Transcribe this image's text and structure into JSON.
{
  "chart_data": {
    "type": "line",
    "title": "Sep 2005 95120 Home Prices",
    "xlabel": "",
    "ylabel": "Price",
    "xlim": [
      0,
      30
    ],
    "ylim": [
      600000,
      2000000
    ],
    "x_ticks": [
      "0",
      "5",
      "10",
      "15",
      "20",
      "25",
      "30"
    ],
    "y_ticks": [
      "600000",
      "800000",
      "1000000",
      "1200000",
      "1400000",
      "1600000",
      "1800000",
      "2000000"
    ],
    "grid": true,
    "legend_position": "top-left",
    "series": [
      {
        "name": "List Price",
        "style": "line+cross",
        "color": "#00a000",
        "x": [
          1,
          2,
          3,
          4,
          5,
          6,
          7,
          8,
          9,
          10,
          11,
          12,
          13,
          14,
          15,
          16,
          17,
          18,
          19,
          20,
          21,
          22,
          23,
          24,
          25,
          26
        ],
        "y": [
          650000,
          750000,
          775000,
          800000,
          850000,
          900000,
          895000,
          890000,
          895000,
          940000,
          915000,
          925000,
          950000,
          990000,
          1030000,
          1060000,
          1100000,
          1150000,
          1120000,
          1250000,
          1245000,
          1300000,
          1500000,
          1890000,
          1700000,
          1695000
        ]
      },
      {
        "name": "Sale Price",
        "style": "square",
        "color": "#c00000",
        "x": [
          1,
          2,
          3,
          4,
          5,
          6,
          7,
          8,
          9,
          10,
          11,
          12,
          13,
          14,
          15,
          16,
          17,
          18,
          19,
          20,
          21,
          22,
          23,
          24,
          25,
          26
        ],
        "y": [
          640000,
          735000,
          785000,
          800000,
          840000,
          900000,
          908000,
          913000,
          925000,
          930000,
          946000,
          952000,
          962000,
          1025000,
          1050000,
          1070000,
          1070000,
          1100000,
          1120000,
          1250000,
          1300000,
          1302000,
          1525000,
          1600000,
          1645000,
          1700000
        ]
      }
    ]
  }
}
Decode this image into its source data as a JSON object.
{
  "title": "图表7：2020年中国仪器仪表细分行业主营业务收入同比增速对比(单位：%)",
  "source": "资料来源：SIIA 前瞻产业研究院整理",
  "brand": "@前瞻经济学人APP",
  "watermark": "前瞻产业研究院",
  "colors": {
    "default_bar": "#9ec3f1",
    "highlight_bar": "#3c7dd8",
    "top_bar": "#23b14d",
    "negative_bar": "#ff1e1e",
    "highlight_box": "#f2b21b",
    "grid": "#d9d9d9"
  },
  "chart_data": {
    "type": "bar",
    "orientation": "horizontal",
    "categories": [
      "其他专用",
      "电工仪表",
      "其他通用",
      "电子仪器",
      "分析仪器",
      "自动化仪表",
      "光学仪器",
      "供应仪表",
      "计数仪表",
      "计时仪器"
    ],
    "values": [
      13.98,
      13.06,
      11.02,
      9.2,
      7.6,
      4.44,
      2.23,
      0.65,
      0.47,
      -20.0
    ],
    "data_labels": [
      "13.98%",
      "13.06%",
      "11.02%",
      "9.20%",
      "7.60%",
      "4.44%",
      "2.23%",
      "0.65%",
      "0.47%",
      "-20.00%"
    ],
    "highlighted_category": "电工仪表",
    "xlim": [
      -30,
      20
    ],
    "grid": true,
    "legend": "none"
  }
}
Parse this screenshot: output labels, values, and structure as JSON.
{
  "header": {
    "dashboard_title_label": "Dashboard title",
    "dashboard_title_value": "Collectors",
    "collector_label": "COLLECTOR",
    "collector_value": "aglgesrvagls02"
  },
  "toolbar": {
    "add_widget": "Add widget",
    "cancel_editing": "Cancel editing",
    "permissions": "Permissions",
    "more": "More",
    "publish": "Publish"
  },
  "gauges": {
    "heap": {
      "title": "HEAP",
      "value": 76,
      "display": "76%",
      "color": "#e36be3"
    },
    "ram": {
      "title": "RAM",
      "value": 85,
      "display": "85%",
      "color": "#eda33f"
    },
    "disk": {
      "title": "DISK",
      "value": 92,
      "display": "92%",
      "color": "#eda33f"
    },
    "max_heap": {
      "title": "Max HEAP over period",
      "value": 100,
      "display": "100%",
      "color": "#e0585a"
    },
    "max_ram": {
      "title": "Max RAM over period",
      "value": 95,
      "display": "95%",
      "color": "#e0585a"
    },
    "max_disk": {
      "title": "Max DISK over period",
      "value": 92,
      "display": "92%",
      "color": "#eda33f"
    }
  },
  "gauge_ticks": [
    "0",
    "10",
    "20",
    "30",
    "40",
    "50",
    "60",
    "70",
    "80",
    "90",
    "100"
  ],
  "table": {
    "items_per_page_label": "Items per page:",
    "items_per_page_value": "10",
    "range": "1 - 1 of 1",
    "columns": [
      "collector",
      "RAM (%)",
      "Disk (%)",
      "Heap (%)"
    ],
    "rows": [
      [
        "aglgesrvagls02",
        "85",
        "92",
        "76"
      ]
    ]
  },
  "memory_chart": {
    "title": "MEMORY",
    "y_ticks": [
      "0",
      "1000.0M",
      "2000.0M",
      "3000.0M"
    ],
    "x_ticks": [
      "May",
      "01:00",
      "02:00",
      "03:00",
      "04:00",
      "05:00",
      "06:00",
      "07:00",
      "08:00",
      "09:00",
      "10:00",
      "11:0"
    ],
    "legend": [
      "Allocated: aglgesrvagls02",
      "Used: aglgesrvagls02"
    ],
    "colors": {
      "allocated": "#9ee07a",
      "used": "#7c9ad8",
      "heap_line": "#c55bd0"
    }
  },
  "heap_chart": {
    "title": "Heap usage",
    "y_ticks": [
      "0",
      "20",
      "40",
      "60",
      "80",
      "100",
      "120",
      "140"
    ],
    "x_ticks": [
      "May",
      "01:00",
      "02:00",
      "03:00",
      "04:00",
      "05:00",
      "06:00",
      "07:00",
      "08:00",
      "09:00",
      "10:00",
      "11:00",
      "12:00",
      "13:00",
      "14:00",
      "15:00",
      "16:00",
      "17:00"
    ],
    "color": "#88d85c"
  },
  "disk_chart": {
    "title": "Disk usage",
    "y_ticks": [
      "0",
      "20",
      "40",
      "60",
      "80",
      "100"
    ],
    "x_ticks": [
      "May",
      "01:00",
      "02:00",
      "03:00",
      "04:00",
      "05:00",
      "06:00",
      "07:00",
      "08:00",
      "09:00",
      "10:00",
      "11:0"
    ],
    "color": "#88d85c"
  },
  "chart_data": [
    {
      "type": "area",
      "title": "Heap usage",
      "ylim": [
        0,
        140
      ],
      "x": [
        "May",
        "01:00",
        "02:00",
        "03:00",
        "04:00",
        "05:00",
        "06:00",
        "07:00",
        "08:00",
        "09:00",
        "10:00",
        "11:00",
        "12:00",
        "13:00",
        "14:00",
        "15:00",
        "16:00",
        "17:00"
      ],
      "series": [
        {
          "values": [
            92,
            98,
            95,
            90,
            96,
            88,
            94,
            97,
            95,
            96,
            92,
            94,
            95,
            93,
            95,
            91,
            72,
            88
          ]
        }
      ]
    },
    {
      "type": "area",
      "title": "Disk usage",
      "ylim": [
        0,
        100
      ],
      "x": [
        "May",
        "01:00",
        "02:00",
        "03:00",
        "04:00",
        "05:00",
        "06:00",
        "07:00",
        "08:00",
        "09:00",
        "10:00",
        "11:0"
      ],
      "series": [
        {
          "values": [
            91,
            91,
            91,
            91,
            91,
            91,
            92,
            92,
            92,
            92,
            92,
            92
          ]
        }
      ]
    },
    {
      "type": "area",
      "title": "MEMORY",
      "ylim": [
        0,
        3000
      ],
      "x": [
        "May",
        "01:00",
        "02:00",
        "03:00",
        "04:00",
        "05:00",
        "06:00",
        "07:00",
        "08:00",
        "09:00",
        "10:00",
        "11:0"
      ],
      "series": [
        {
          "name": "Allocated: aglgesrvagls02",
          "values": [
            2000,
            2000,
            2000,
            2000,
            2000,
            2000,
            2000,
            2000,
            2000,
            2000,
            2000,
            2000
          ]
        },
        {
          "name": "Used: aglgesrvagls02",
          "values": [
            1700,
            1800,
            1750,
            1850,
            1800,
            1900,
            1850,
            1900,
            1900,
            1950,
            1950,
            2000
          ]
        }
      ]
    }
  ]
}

» **Short problem**:
Go over the data above and copy every line that has the word "JSON" in it.

» **Response to this exercise**:
Transcribe this image's text and structure into JSON.
Decode this image into its source data as a JSON object.
Parse this screenshot: output labels, values, and structure as JSON.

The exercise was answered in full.